►
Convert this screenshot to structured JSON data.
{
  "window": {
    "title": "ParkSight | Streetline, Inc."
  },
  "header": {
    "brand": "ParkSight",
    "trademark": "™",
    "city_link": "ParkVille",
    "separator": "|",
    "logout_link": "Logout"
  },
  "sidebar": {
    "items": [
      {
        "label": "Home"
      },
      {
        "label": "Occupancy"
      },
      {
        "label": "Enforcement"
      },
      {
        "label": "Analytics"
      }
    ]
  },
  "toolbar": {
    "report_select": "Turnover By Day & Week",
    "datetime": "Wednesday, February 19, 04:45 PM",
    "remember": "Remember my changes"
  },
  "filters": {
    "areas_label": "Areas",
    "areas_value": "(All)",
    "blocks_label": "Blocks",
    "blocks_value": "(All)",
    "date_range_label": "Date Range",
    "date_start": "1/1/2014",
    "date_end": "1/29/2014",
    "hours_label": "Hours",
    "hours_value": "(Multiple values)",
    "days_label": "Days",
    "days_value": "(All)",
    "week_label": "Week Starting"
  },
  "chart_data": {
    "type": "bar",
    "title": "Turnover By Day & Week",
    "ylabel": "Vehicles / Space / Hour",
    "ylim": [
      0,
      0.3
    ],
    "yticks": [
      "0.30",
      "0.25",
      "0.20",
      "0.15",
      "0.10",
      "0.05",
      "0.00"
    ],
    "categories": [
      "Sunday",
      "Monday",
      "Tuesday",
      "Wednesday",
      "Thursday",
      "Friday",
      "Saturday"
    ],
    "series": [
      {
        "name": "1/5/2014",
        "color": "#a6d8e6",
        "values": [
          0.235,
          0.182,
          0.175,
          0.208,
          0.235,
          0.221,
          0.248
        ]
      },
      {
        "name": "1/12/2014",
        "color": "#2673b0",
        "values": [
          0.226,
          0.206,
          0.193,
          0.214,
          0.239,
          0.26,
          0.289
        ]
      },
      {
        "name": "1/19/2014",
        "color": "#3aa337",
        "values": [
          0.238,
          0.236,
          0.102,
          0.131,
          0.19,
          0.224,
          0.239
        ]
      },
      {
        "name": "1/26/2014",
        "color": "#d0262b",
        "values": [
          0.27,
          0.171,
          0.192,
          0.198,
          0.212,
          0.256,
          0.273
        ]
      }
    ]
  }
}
◄
* _What to produce_: Write out every entry again exactly, please, with nothing missing.

* _Solution to the problem_:
Convert this screenshot to structured JSON data.
{
  "window": {
    "title": "ParkSight | Streetline, Inc."
  },
  "header": {
    "brand": "ParkSight",
    "trademark": "™",
    "city_link": "ParkVille",
    "separator": "|",
    "logout_link": "Logout"
  },
  "sidebar": {
    "items": [
      {
        "label": "Home"
      },
      {
        "label": "Occupancy"
      },
      {
        "label": "Enforcement"
      },
      {
        "label": "Analytics"
      }
    ]
  },
  "toolbar": {
    "report_select": "Turnover By Day & Week",
    "datetime": "Wednesday, February 19, 04:45 PM",
    "remember": "Remember my changes"
  },
  "filters": {
    "areas_label": "Areas",
    "areas_value": "(All)",
    "blocks_label": "Blocks",
    "blocks_value": "(All)",
    "date_range_label": "Date Range",
    "date_start": "1/1/2014",
    "date_end": "1/29/2014",
    "hours_label": "Hours",
    "hours_value": "(Multiple values)",
    "days_label": "Days",
    "days_value": "(All)",
    "week_label": "Week Starting"
  },
  "chart_data": {
    "type": "bar",
    "title": "Turnover By Day & Week",
    "ylabel": "Vehicles / Space / Hour",
    "ylim": [
      0,
      0.3
    ],
    "yticks": [
      "0.30",
      "0.25",
      "0.20",
      "0.15",
      "0.10",
      "0.05",
      "0.00"
    ],
    "categories": [
      "Sunday",
      "Monday",
      "Tuesday",
      "Wednesday",
      "Thursday",
      "Friday",
      "Saturday"
    ],
    "series": [
      {
        "name": "1/5/2014",
        "color": "#a6d8e6",
        "values": [
          0.235,
          0.182,
          0.175,
          0.208,
          0.235,
          0.221,
          0.248
        ]
      },
      {
        "name": "1/12/2014",
        "color": "#2673b0",
        "values": [
          0.226,
          0.206,
          0.193,
          0.214,
          0.239,
          0.26,
          0.289
        ]
      },
      {
        "name": "1/19/2014",
        "color": "#3aa337",
        "values": [
          0.238,
          0.236,
          0.102,
          0.131,
          0.19,
          0.224,
          0.239
        ]
      },
      {
        "name": "1/26/2014",
        "color": "#d0262b",
        "values": [
          0.27,
          0.171,
          0.192,
          0.198,
          0.212,
          0.256,
          0.273
        ]
      }
    ]
  }
}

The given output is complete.